Short task ▸ In the listing below, identify each line with the word "JSON" and return those lines.
[start]
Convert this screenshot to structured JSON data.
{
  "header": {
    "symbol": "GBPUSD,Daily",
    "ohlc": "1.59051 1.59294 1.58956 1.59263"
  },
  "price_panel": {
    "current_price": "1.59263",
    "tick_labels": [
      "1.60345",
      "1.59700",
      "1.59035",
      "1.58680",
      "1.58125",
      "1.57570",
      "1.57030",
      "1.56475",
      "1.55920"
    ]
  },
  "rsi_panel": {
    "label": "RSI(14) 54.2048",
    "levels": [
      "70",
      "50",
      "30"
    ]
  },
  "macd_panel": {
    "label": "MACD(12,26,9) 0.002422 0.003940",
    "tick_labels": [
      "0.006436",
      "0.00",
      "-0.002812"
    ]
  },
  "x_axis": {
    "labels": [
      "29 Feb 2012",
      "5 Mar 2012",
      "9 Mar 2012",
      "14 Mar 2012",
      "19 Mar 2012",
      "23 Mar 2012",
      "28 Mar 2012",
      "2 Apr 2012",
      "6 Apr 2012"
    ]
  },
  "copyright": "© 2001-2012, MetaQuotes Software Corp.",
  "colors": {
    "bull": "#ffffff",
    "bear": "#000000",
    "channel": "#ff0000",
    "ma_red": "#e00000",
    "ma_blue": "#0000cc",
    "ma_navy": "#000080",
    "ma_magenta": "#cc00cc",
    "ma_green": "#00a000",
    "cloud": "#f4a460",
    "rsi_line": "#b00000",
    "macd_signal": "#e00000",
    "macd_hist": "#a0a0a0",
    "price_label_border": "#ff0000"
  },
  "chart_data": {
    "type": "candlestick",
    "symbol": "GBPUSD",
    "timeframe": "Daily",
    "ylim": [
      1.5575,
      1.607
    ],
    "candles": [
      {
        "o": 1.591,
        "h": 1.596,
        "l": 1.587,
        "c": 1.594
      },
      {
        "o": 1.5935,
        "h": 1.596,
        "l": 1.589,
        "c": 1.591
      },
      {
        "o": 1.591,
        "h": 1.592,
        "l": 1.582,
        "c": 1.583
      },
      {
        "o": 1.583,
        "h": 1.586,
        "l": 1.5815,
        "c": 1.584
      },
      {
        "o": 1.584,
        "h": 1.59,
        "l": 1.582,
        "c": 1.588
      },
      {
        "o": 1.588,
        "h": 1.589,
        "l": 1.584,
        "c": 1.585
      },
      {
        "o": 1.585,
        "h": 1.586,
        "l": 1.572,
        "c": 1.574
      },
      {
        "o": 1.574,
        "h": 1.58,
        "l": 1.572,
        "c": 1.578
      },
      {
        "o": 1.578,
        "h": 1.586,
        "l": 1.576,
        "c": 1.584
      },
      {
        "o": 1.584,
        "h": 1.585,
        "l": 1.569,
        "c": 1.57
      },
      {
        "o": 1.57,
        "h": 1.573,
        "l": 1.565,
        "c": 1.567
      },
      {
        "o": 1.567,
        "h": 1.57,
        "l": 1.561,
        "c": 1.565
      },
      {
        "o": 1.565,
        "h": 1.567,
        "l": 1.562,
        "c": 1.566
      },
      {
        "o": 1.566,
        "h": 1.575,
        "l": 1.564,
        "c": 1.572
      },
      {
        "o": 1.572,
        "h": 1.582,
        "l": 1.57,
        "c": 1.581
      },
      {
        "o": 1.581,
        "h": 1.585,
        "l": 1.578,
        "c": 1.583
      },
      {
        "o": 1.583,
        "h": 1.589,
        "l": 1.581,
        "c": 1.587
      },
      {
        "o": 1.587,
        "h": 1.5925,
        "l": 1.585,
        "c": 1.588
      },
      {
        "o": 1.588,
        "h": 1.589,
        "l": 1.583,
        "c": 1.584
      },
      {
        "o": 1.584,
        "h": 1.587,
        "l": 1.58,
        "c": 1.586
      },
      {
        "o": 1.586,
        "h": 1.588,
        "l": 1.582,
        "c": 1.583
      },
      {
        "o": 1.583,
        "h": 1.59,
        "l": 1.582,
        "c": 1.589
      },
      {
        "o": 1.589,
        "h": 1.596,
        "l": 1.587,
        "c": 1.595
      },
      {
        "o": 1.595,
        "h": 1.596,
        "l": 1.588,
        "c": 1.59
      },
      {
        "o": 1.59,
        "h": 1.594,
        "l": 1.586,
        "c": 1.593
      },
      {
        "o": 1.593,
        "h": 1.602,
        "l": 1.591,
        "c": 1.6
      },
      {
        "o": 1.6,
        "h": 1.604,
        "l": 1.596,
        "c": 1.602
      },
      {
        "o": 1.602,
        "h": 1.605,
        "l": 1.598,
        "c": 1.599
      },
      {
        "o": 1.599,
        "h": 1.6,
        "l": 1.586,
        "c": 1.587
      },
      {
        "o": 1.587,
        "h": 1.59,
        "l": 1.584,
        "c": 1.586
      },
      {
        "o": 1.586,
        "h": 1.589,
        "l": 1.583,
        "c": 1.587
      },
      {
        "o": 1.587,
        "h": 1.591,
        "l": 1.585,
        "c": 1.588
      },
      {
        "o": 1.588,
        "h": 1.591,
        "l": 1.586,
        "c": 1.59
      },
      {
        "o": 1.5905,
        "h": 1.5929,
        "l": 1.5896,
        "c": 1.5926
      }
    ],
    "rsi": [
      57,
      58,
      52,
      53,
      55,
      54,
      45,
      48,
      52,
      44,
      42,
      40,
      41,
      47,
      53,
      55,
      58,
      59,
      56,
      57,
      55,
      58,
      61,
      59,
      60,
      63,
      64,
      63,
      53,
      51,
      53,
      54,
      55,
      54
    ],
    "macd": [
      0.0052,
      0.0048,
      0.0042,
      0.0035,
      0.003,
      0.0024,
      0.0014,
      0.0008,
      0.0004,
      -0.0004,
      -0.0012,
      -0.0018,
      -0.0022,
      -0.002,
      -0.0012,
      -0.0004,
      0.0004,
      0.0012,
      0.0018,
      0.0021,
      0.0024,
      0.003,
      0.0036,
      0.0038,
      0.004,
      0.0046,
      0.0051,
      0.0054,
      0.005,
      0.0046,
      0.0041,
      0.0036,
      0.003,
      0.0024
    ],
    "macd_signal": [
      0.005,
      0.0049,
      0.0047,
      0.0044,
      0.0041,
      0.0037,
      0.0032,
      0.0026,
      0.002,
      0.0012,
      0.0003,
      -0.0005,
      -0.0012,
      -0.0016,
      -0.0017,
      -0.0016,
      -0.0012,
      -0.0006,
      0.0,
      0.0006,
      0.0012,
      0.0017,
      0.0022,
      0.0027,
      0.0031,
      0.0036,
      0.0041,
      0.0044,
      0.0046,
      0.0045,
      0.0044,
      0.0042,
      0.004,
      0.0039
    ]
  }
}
[end]
[start]
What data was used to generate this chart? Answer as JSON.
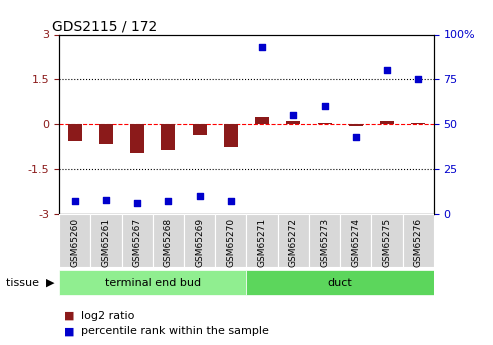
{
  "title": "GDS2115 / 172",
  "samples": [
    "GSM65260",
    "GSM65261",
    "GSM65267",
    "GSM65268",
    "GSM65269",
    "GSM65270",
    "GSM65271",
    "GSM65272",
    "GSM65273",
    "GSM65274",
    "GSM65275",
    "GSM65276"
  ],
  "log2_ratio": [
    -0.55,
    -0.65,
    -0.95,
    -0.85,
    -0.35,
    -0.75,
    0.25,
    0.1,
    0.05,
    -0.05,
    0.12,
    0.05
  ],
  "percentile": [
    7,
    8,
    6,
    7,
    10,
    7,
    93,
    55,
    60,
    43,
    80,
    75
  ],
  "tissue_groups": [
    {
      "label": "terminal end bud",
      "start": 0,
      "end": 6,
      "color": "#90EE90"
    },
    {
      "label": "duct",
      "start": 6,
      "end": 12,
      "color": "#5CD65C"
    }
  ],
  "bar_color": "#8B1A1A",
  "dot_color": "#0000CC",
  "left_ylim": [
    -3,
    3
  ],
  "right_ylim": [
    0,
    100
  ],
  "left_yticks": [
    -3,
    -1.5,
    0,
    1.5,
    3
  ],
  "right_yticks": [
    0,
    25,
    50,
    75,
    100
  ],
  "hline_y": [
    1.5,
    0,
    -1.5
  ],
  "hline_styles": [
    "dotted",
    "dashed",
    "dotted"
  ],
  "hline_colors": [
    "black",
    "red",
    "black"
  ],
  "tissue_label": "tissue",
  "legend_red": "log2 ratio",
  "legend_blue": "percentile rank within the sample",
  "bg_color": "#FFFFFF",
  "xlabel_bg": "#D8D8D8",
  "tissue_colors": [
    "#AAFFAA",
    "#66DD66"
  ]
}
[end]
The result ▸
Convert this screenshot to structured JSON data.
What data was used to generate this chart? Answer as JSON.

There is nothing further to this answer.